> [Work to complete]: Set down each entry exactly as given; pictures should not appear in the copy.

╭──

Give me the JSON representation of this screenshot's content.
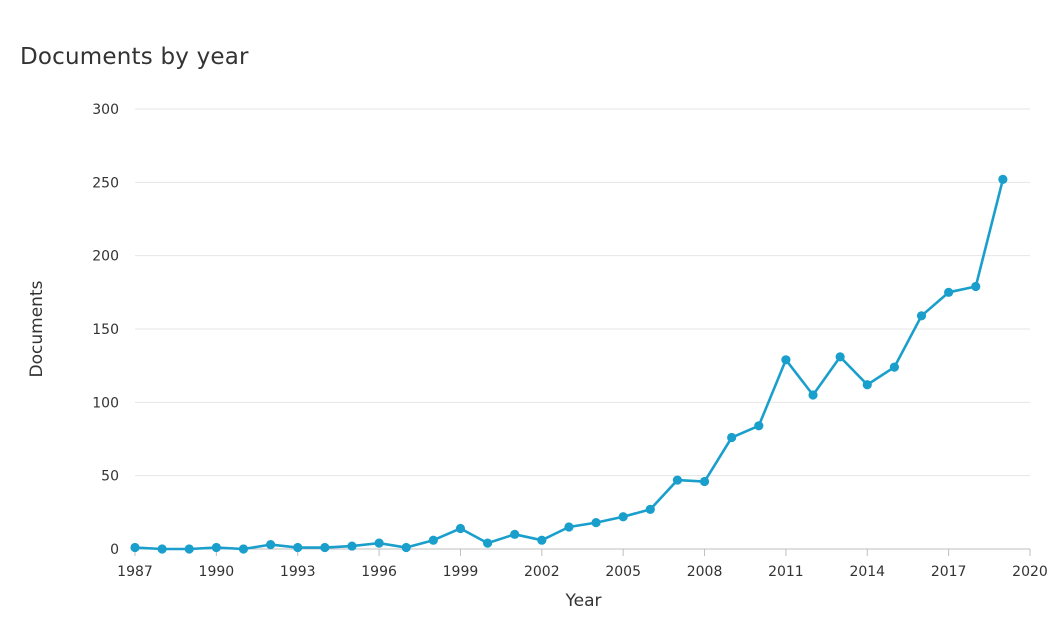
{
  "chart_title": "Documents by year",
  "chart_data": {
    "type": "line",
    "title": "Documents by year",
    "xlabel": "Year",
    "ylabel": "Documents",
    "x": [
      1987,
      1988,
      1989,
      1990,
      1991,
      1992,
      1993,
      1994,
      1995,
      1996,
      1997,
      1998,
      1999,
      2000,
      2001,
      2002,
      2003,
      2004,
      2005,
      2006,
      2007,
      2008,
      2009,
      2010,
      2011,
      2012,
      2013,
      2014,
      2015,
      2016,
      2017,
      2018,
      2019
    ],
    "series": [
      {
        "values": [
          1,
          0,
          0,
          1,
          0,
          3,
          1,
          1,
          2,
          4,
          1,
          6,
          14,
          4,
          10,
          6,
          15,
          18,
          22,
          27,
          47,
          46,
          76,
          84,
          129,
          105,
          131,
          112,
          124,
          159,
          175,
          179,
          252
        ],
        "color": "#1a9fcc"
      }
    ],
    "xticks": [
      "1987",
      "1990",
      "1993",
      "1996",
      "1999",
      "2002",
      "2005",
      "2008",
      "2011",
      "2014",
      "2017",
      "2020"
    ],
    "yticks": [
      "0",
      "50",
      "100",
      "150",
      "200",
      "250",
      "300"
    ],
    "xlim": [
      1987,
      2020
    ],
    "ylim": [
      0,
      300
    ],
    "grid": "horizontal",
    "legend": "none"
  }
}
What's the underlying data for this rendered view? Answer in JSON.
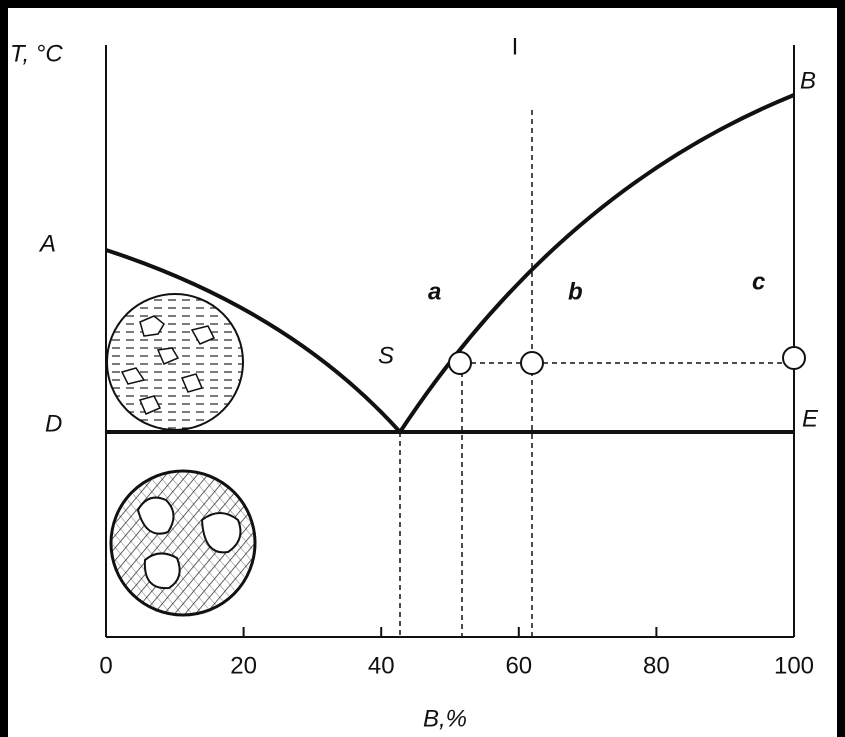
{
  "axis": {
    "y_label": "T, °C",
    "x_label": "B,%",
    "xlim": [
      0,
      100
    ],
    "xticks": [
      0,
      20,
      40,
      60,
      80,
      100
    ]
  },
  "points": {
    "A": "A",
    "B": "B",
    "D": "D",
    "E": "E",
    "S": "S"
  },
  "regions": {
    "a": "a",
    "b": "b",
    "c": "c"
  },
  "section_label": "I"
}
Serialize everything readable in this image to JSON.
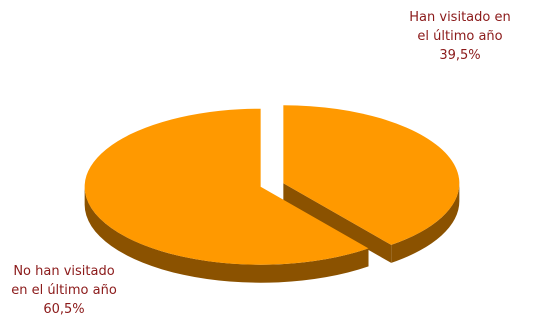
{
  "chart_data": {
    "type": "pie",
    "style": "3d-exploded",
    "title": "",
    "categories": [
      "Han visitado en el último año",
      "No han visitado en el último año"
    ],
    "values": [
      39.5,
      60.5
    ],
    "slices": [
      {
        "label_lines": [
          "Han visitado en",
          "el último año"
        ],
        "value_text": "39,5%",
        "value": 39.5,
        "color": "#ff9900",
        "side_color": "#8b5200"
      },
      {
        "label_lines": [
          "No han visitado",
          "en el último año"
        ],
        "value_text": "60,5%",
        "value": 60.5,
        "color": "#ff9900",
        "side_color": "#8b5200"
      }
    ],
    "label_color": "#8b1a1a",
    "legend": "none"
  }
}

╰──

> [Solution below]:
Give me the JSON representation of this screenshot's content.
{
  "chart_title": "Documents by year",
  "chart_data": {
    "type": "line",
    "title": "Documents by year",
    "xlabel": "Year",
    "ylabel": "Documents",
    "x": [
      1987,
      1988,
      1989,
      1990,
      1991,
      1992,
      1993,
      1994,
      1995,
      1996,
      1997,
      1998,
      1999,
      2000,
      2001,
      2002,
      2003,
      2004,
      2005,
      2006,
      2007,
      2008,
      2009,
      2010,
      2011,
      2012,
      2013,
      2014,
      2015,
      2016,
      2017,
      2018,
      2019
    ],
    "series": [
      {
        "values": [
          1,
          0,
          0,
          1,
          0,
          3,
          1,
          1,
          2,
          4,
          1,
          6,
          14,
          4,
          10,
          6,
          15,
          18,
          22,
          27,
          47,
          46,
          76,
          84,
          129,
          105,
          131,
          112,
          124,
          159,
          175,
          179,
          252
        ],
        "color": "#1a9fcc"
      }
    ],
    "xticks": [
      "1987",
      "1990",
      "1993",
      "1996",
      "1999",
      "2002",
      "2005",
      "2008",
      "2011",
      "2014",
      "2017",
      "2020"
    ],
    "yticks": [
      "0",
      "50",
      "100",
      "150",
      "200",
      "250",
      "300"
    ],
    "xlim": [
      1987,
      2020
    ],
    "ylim": [
      0,
      300
    ],
    "grid": "horizontal",
    "legend": "none"
  }
}
What's the underlying data for this rendered view? Answer in JSON.
{
  "axis": {
    "y_label": "T, °C",
    "x_label": "B,%",
    "xlim": [
      0,
      100
    ],
    "xticks": [
      0,
      20,
      40,
      60,
      80,
      100
    ]
  },
  "points": {
    "A": "A",
    "B": "B",
    "D": "D",
    "E": "E",
    "S": "S"
  },
  "regions": {
    "a": "a",
    "b": "b",
    "c": "c"
  },
  "section_label": "I"
}
Serialize everything readable in this image to JSON.
{
  "chart_data": {
    "type": "pie",
    "style": "3d-exploded",
    "title": "",
    "categories": [
      "Han visitado en el último año",
      "No han visitado en el último año"
    ],
    "values": [
      39.5,
      60.5
    ],
    "slices": [
      {
        "label_lines": [
          "Han visitado en",
          "el último año"
        ],
        "value_text": "39,5%",
        "value": 39.5,
        "color": "#ff9900",
        "side_color": "#8b5200"
      },
      {
        "label_lines": [
          "No han visitado",
          "en el último año"
        ],
        "value_text": "60,5%",
        "value": 60.5,
        "color": "#ff9900",
        "side_color": "#8b5200"
      }
    ],
    "label_color": "#8b1a1a",
    "legend": "none"
  }
}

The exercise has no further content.